**Requirement**.
Transcribe each record exactly. Include every one.

>> begin

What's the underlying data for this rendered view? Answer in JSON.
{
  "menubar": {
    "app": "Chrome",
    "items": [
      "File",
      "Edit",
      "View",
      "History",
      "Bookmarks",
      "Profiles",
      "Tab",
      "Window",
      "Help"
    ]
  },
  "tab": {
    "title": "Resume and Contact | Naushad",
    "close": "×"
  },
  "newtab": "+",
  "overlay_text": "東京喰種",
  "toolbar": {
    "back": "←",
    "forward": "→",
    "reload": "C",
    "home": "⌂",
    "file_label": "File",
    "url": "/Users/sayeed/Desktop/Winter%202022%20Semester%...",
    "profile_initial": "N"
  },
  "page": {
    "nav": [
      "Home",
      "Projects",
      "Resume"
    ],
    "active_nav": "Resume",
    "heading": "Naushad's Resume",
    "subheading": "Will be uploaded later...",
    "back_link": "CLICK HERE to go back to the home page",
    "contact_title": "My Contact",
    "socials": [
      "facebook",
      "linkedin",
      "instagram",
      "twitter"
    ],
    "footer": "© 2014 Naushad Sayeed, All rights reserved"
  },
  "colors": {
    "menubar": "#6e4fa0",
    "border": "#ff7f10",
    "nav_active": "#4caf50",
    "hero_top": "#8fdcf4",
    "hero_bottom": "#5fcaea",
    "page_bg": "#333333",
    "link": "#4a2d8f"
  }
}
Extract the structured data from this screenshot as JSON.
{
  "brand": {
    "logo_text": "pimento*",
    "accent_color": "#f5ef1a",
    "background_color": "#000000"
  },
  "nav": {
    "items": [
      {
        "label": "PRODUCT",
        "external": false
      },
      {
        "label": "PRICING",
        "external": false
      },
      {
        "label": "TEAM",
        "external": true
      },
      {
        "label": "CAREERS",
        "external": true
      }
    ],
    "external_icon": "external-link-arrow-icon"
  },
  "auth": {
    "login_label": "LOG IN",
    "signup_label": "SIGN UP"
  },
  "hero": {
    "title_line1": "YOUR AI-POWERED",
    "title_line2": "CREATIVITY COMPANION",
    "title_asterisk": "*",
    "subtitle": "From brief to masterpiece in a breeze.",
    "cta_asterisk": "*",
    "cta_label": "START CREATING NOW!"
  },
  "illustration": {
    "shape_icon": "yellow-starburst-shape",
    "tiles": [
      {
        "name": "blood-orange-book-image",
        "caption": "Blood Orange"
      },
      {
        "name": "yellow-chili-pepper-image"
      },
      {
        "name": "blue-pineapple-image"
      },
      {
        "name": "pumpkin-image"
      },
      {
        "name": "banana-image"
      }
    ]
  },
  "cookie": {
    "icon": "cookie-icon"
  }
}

>> end

**Result**.
What's the underlying data for this rendered view? Answer in JSON.
{
  "menubar": {
    "app": "Chrome",
    "items": [
      "File",
      "Edit",
      "View",
      "History",
      "Bookmarks",
      "Profiles",
      "Tab",
      "Window",
      "Help"
    ]
  },
  "tab": {
    "title": "Resume and Contact | Naushad",
    "close": "×"
  },
  "newtab": "+",
  "overlay_text": "東京喰種",
  "toolbar": {
    "back": "←",
    "forward": "→",
    "reload": "C",
    "home": "⌂",
    "file_label": "File",
    "url": "/Users/sayeed/Desktop/Winter%202022%20Semester%...",
    "profile_initial": "N"
  },
  "page": {
    "nav": [
      "Home",
      "Projects",
      "Resume"
    ],
    "active_nav": "Resume",
    "heading": "Naushad's Resume",
    "subheading": "Will be uploaded later...",
    "back_link": "CLICK HERE to go back to the home page",
    "contact_title": "My Contact",
    "socials": [
      "facebook",
      "linkedin",
      "instagram",
      "twitter"
    ],
    "footer": "© 2014 Naushad Sayeed, All rights reserved"
  },
  "colors": {
    "menubar": "#6e4fa0",
    "border": "#ff7f10",
    "nav_active": "#4caf50",
    "hero_top": "#8fdcf4",
    "hero_bottom": "#5fcaea",
    "page_bg": "#333333",
    "link": "#4a2d8f"
  }
}
Extract the structured data from this screenshot as JSON.
{
  "brand": {
    "logo_text": "pimento*",
    "accent_color": "#f5ef1a",
    "background_color": "#000000"
  },
  "nav": {
    "items": [
      {
        "label": "PRODUCT",
        "external": false
      },
      {
        "label": "PRICING",
        "external": false
      },
      {
        "label": "TEAM",
        "external": true
      },
      {
        "label": "CAREERS",
        "external": true
      }
    ],
    "external_icon": "external-link-arrow-icon"
  },
  "auth": {
    "login_label": "LOG IN",
    "signup_label": "SIGN UP"
  },
  "hero": {
    "title_line1": "YOUR AI-POWERED",
    "title_line2": "CREATIVITY COMPANION",
    "title_asterisk": "*",
    "subtitle": "From brief to masterpiece in a breeze.",
    "cta_asterisk": "*",
    "cta_label": "START CREATING NOW!"
  },
  "illustration": {
    "shape_icon": "yellow-starburst-shape",
    "tiles": [
      {
        "name": "blood-orange-book-image",
        "caption": "Blood Orange"
      },
      {
        "name": "yellow-chili-pepper-image"
      },
      {
        "name": "blue-pineapple-image"
      },
      {
        "name": "pumpkin-image"
      },
      {
        "name": "banana-image"
      }
    ]
  },
  "cookie": {
    "icon": "cookie-icon"
  }
}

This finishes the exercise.